Filter the entries that follow, copying every line in which the word "templates" appears.

• **INPUT ROWS**
::::
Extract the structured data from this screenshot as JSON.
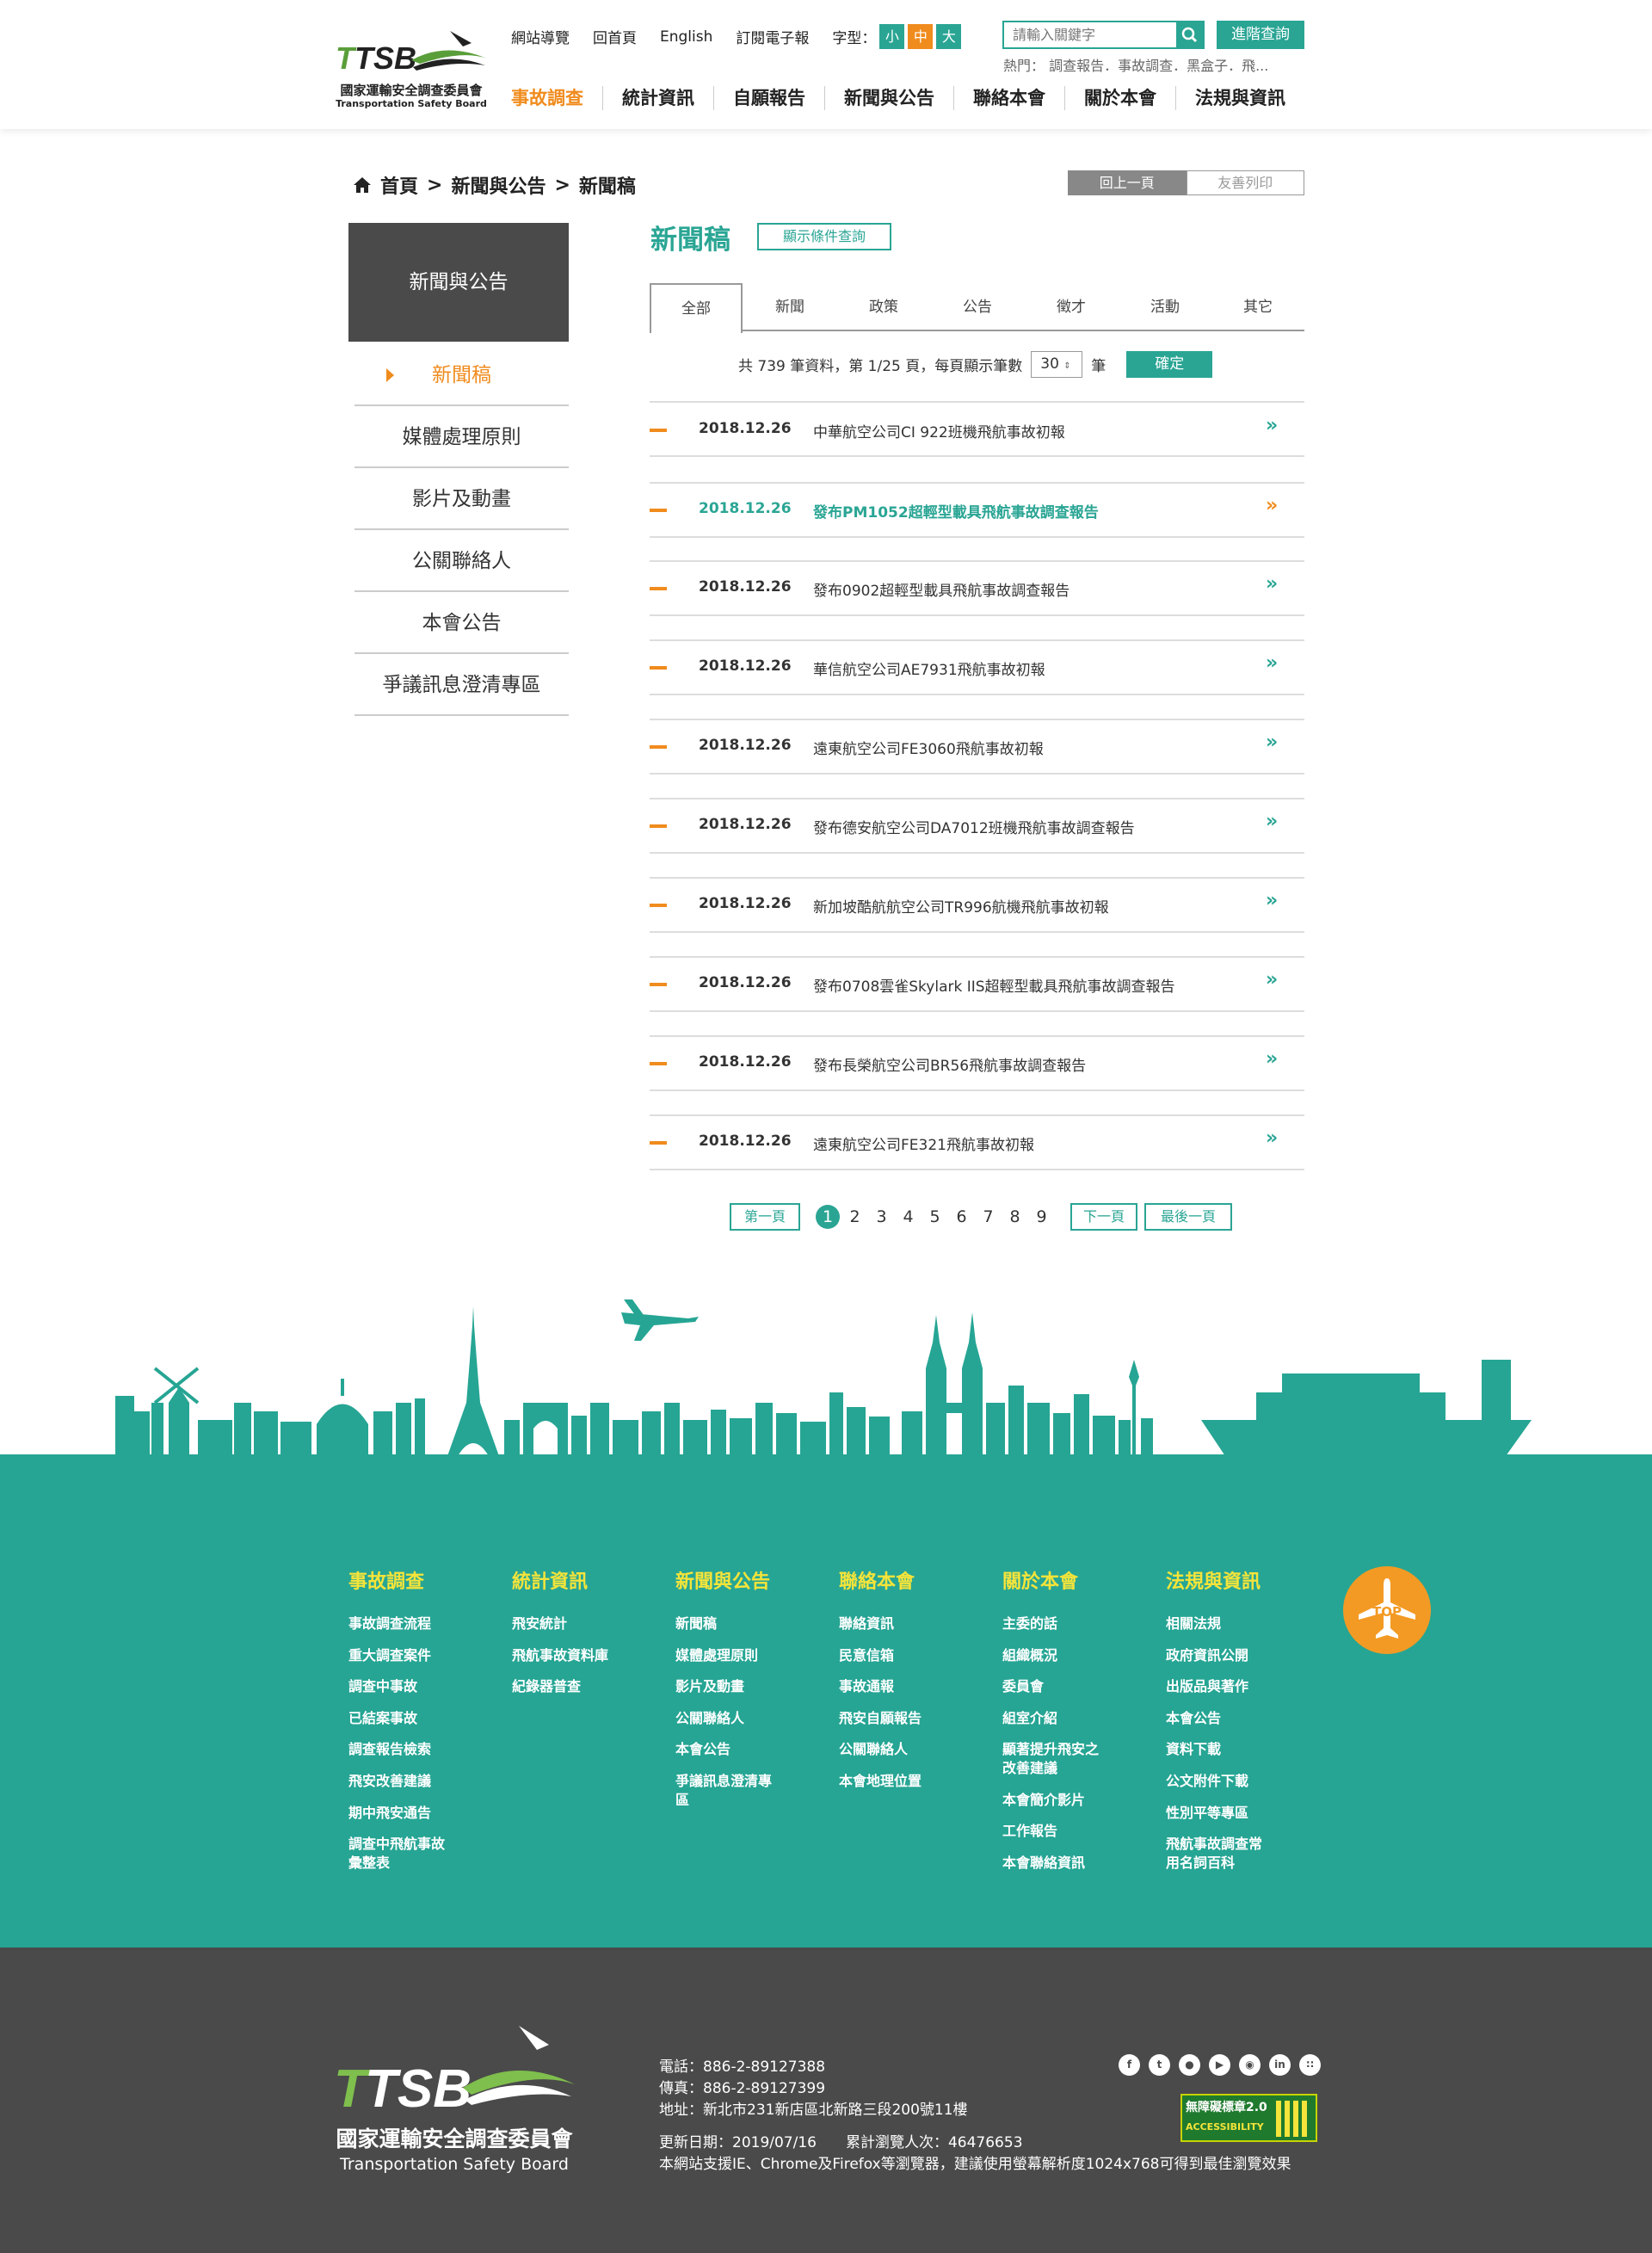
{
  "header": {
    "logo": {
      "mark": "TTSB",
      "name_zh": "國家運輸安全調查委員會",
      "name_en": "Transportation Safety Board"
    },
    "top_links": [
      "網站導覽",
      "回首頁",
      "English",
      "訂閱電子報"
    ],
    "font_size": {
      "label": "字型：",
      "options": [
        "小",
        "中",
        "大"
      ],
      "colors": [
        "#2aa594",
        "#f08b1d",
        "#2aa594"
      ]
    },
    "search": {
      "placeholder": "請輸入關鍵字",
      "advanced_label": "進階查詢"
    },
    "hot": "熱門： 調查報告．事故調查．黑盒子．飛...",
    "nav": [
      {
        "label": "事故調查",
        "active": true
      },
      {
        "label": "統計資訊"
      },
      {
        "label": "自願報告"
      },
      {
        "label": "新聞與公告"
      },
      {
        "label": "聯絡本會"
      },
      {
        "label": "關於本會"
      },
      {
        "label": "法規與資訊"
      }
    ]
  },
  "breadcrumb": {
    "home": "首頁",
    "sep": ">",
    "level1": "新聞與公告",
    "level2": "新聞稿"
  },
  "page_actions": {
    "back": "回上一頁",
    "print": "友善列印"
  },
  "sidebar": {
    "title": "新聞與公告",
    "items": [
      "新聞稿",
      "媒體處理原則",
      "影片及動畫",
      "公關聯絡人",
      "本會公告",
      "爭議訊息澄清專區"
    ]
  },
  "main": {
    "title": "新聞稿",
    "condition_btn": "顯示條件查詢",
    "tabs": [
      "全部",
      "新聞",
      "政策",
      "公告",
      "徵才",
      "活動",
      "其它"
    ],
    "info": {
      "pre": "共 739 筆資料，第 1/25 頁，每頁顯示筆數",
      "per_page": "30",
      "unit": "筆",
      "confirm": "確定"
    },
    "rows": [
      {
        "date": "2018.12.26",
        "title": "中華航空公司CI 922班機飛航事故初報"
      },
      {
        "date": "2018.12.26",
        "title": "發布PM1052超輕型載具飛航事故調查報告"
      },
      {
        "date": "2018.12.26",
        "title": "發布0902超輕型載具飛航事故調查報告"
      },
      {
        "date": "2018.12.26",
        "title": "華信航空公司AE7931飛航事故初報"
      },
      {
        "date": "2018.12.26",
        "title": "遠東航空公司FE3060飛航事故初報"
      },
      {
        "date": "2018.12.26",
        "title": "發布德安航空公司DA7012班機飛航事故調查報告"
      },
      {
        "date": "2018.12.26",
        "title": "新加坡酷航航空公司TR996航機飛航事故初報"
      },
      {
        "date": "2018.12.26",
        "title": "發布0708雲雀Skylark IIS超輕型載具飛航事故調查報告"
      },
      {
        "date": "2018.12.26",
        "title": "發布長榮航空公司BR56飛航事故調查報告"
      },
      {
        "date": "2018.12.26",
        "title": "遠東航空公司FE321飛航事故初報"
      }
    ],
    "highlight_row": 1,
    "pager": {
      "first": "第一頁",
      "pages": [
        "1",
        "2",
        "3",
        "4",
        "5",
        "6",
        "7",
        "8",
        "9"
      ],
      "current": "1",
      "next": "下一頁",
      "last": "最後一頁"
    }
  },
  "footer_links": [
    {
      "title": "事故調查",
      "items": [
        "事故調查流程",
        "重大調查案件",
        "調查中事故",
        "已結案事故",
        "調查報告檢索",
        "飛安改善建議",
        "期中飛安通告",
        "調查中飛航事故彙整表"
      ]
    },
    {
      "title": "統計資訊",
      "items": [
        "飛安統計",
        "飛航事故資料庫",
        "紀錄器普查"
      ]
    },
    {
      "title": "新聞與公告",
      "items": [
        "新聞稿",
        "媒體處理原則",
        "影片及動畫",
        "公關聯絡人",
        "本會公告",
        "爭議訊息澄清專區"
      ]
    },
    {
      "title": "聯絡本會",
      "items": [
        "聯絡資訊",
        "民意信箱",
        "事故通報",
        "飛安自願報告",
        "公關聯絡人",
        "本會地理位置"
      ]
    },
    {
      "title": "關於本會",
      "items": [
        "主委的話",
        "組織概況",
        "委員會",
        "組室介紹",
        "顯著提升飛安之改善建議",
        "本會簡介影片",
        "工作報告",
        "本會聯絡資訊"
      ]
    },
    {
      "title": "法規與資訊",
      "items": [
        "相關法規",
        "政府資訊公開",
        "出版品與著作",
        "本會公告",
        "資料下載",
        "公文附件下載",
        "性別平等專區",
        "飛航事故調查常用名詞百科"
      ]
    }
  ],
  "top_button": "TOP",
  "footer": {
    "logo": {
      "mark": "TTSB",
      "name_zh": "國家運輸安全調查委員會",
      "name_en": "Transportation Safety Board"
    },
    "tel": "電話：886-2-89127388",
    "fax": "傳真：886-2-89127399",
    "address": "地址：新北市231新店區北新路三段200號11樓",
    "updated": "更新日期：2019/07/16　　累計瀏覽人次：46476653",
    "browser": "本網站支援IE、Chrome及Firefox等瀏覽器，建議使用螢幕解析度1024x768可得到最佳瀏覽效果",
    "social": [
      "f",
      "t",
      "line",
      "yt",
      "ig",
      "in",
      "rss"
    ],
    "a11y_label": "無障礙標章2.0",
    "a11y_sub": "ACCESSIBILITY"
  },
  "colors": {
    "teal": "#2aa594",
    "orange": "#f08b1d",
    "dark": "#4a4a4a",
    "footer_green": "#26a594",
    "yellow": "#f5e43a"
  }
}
::::
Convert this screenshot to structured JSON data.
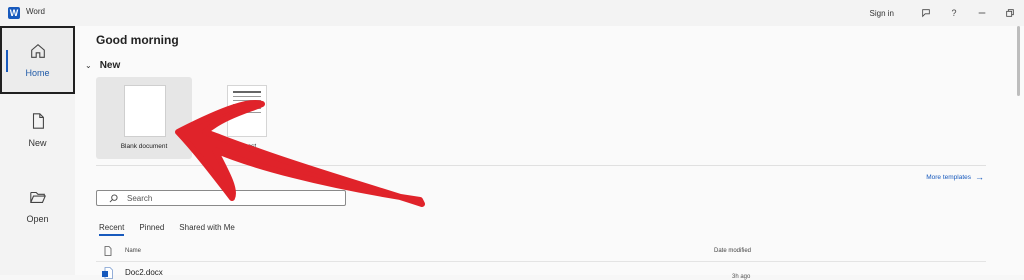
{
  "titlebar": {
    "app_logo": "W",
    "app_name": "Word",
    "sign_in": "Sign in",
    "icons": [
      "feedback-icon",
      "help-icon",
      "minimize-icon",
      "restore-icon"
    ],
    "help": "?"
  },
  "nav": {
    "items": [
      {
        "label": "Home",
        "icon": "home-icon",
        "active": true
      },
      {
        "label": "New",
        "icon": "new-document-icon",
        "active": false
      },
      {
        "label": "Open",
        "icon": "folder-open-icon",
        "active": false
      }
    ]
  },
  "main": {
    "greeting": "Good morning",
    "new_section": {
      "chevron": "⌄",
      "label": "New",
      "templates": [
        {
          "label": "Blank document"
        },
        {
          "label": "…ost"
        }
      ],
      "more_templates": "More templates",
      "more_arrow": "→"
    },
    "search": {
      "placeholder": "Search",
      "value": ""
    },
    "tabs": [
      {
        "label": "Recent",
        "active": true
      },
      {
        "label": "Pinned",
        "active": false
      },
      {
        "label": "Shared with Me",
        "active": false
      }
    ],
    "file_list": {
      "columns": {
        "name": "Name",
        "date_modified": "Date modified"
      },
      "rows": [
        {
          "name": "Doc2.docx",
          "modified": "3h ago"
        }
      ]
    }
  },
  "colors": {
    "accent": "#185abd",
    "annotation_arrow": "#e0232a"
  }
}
::::
• **TASK ANSWER**
      "templates": [
      "more_templates": "More templates",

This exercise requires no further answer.